## Stated problem
Can you retype every record below exactly as written?

-*-*-

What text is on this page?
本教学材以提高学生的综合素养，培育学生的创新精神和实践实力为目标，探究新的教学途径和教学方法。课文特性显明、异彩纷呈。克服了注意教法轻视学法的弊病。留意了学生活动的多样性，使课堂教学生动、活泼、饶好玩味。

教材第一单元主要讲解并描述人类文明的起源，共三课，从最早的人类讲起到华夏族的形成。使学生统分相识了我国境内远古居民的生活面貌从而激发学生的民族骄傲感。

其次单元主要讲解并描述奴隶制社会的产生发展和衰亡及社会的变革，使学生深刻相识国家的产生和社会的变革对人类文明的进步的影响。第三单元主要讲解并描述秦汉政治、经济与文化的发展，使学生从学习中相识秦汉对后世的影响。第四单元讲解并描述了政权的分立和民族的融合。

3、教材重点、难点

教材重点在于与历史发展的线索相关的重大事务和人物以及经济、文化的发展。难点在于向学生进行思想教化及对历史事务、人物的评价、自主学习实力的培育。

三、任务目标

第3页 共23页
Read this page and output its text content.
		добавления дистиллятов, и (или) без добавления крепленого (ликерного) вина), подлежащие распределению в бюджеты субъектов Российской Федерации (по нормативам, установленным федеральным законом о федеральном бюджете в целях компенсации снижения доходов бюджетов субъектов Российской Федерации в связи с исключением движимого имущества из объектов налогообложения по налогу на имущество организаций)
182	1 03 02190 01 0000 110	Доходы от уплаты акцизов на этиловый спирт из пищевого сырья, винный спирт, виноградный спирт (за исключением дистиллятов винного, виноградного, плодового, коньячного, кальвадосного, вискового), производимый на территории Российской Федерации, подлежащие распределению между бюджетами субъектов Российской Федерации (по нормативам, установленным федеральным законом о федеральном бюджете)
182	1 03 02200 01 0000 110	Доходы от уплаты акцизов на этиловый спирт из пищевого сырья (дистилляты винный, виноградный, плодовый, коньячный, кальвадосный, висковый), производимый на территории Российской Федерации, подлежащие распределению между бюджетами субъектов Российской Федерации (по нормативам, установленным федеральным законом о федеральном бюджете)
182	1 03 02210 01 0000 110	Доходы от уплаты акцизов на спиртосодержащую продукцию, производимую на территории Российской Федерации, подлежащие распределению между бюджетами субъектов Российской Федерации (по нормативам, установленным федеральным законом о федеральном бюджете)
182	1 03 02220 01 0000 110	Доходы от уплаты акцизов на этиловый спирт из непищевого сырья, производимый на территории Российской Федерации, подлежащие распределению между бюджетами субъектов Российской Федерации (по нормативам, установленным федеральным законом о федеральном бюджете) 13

-*-*-

## Solved exercise
What text is on this page?
本教学材以提高学生的综合素养，培育学生的创新精神和实践实力为目标，探究新的教学途径和教学方法。课文特性显明、异彩纷呈。克服了注意教法轻视学法的弊病。留意了学生活动的多样性，使课堂教学生动、活泼、饶好玩味。

教材第一单元主要讲解并描述人类文明的起源，共三课，从最早的人类讲起到华夏族的形成。使学生统分相识了我国境内远古居民的生活面貌从而激发学生的民族骄傲感。

其次单元主要讲解并描述奴隶制社会的产生发展和衰亡及社会的变革，使学生深刻相识国家的产生和社会的变革对人类文明的进步的影响。第三单元主要讲解并描述秦汉政治、经济与文化的发展，使学生从学习中相识秦汉对后世的影响。第四单元讲解并描述了政权的分立和民族的融合。

3、教材重点、难点

教材重点在于与历史发展的线索相关的重大事务和人物以及经济、文化的发展。难点在于向学生进行思想教化及对历史事务、人物的评价、自主学习实力的培育。

三、任务目标

第3页 共23页
Read this page and output its text content.
		добавления дистиллятов, и (или) без добавления крепленого (ликерного) вина), подлежащие распределению в бюджеты субъектов Российской Федерации (по нормативам, установленным федеральным законом о федеральном бюджете в целях компенсации снижения доходов бюджетов субъектов Российской Федерации в связи с исключением движимого имущества из объектов налогообложения по налогу на имущество организаций)
182	1 03 02190 01 0000 110	Доходы от уплаты акцизов на этиловый спирт из пищевого сырья, винный спирт, виноградный спирт (за исключением дистиллятов винного, виноградного, плодового, коньячного, кальвадосного, вискового), производимый на территории Российской Федерации, подлежащие распределению между бюджетами субъектов Российской Федерации (по нормативам, установленным федеральным законом о федеральном бюджете)
182	1 03 02200 01 0000 110	Доходы от уплаты акцизов на этиловый спирт из пищевого сырья (дистилляты винный, виноградный, плодовый, коньячный, кальвадосный, висковый), производимый на территории Российской Федерации, подлежащие распределению между бюджетами субъектов Российской Федерации (по нормативам, установленным федеральным законом о федеральном бюджете)
182	1 03 02210 01 0000 110	Доходы от уплаты акцизов на спиртосодержащую продукцию, производимую на территории Российской Федерации, подлежащие распределению между бюджетами субъектов Российской Федерации (по нормативам, установленным федеральным законом о федеральном бюджете)
182	1 03 02220 01 0000 110	Доходы от уплаты акцизов на этиловый спирт из непищевого сырья, производимый на территории Российской Федерации, подлежащие распределению между бюджетами субъектов Российской Федерации (по нормативам, установленным федеральным законом о федеральном бюджете) 13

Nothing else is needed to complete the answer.